• **Source data**
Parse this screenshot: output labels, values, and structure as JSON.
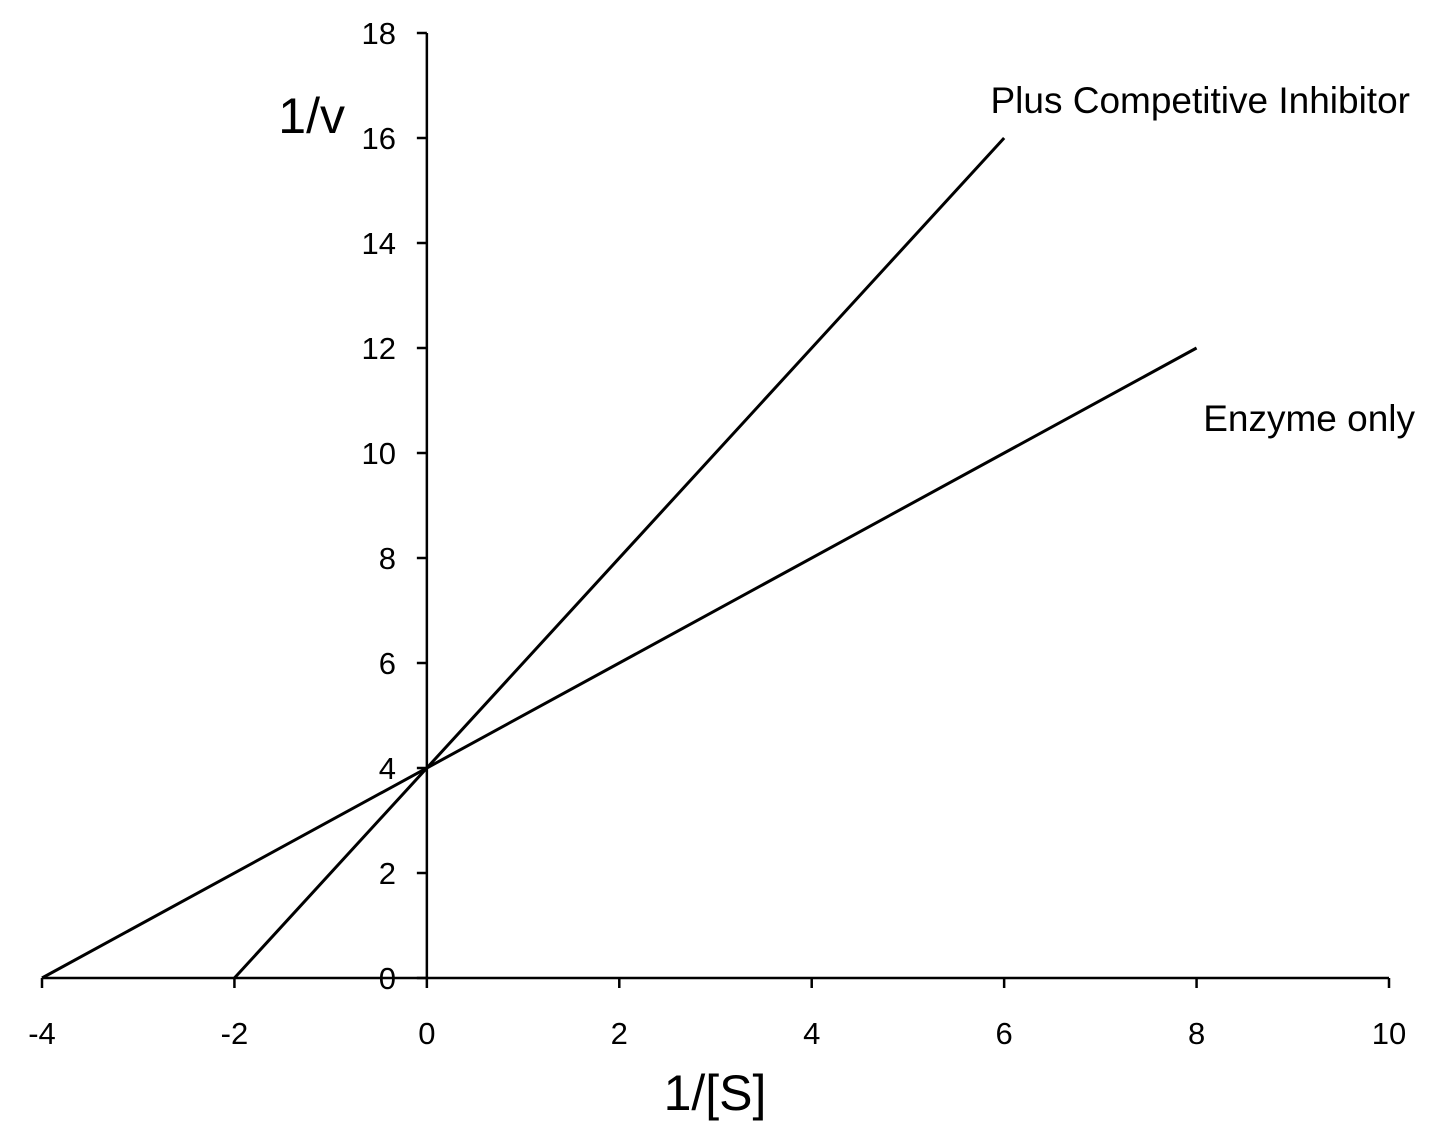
{
  "chart_data": {
    "type": "line",
    "title": "",
    "xlabel": "1/[S]",
    "ylabel": "1/v",
    "xlim": [
      -4,
      10
    ],
    "ylim": [
      0,
      18
    ],
    "xticks": [
      -4,
      -2,
      0,
      2,
      4,
      6,
      8,
      10
    ],
    "yticks": [
      0,
      2,
      4,
      6,
      8,
      10,
      12,
      14,
      16,
      18
    ],
    "grid": false,
    "legend": "inline labels",
    "series": [
      {
        "name": "Plus Competitive Inhibitor",
        "x": [
          -2,
          6
        ],
        "y": [
          0,
          16
        ],
        "color": "#000000"
      },
      {
        "name": "Enzyme only",
        "x": [
          -4,
          8
        ],
        "y": [
          0,
          12
        ],
        "color": "#000000"
      }
    ]
  }
}
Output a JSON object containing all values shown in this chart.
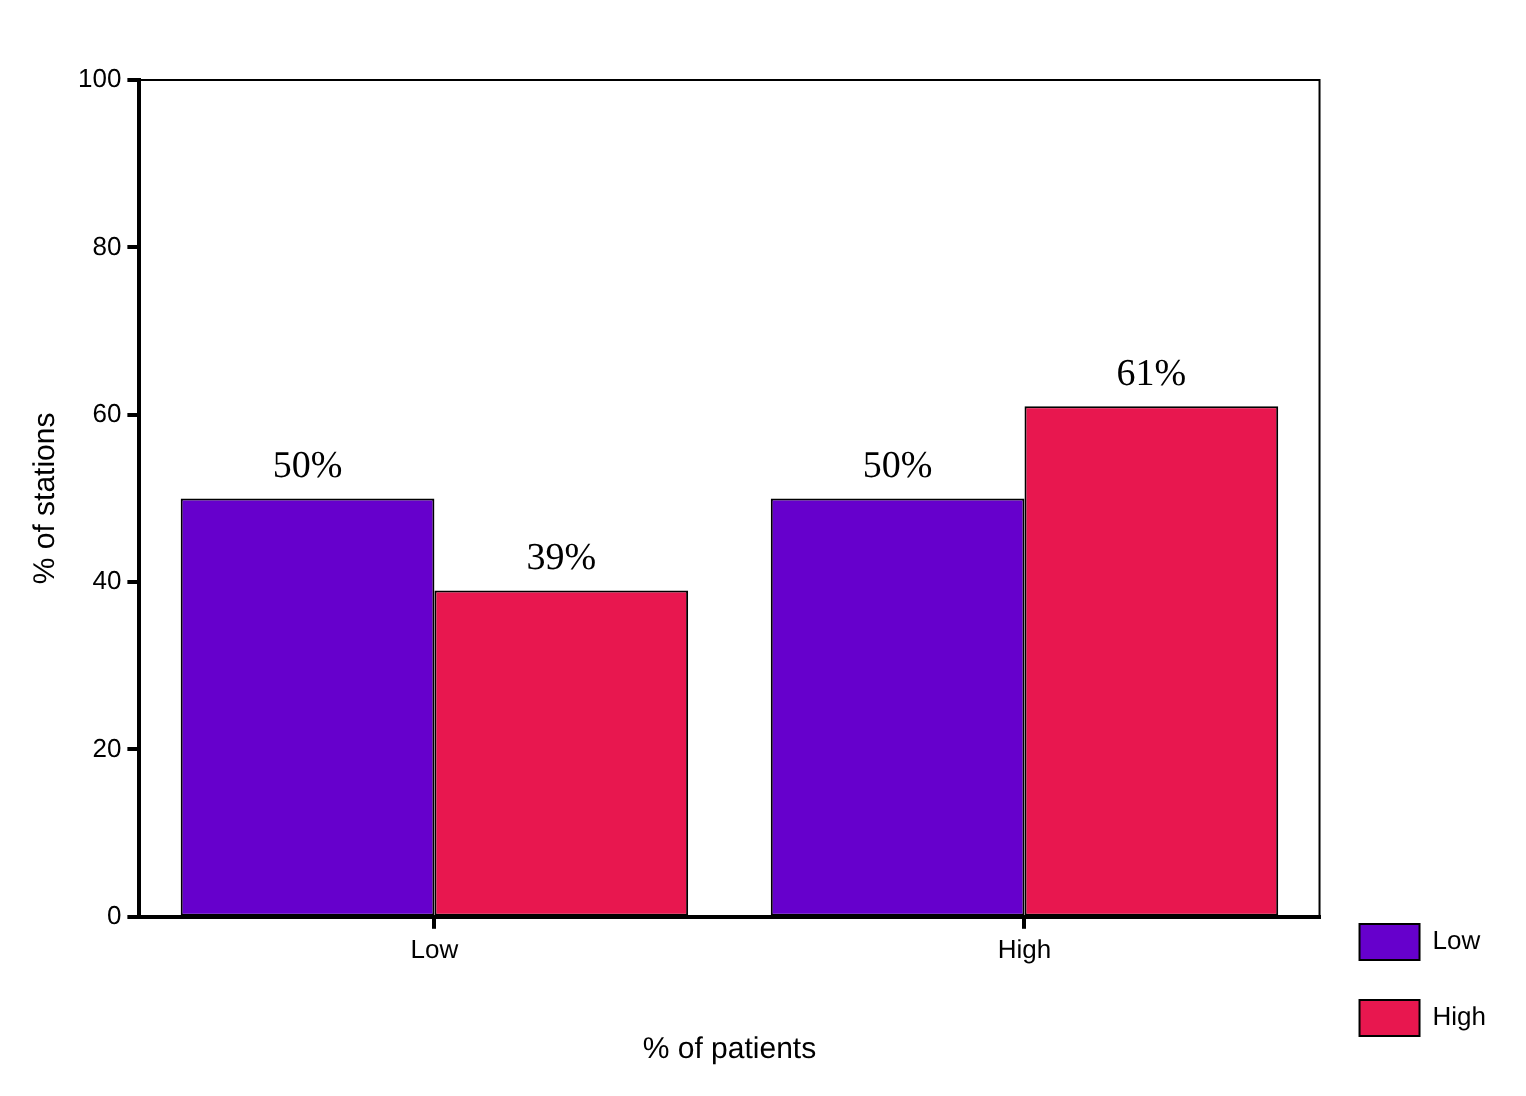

• **What you will do**
The entries are to be transcribed in full. Their pictures are not.

• **Answer to the problem**
Parse this screenshot: output labels, values, and structure as JSON.
{
  "chart_data": {
    "type": "line",
    "title": "",
    "xlabel": "1/[S]",
    "ylabel": "1/v",
    "xlim": [
      -4,
      10
    ],
    "ylim": [
      0,
      18
    ],
    "xticks": [
      -4,
      -2,
      0,
      2,
      4,
      6,
      8,
      10
    ],
    "yticks": [
      0,
      2,
      4,
      6,
      8,
      10,
      12,
      14,
      16,
      18
    ],
    "grid": false,
    "legend": "inline labels",
    "series": [
      {
        "name": "Plus Competitive Inhibitor",
        "x": [
          -2,
          6
        ],
        "y": [
          0,
          16
        ],
        "color": "#000000"
      },
      {
        "name": "Enzyme only",
        "x": [
          -4,
          8
        ],
        "y": [
          0,
          12
        ],
        "color": "#000000"
      }
    ]
  }
}
Output a JSON object containing all values shown in this chart.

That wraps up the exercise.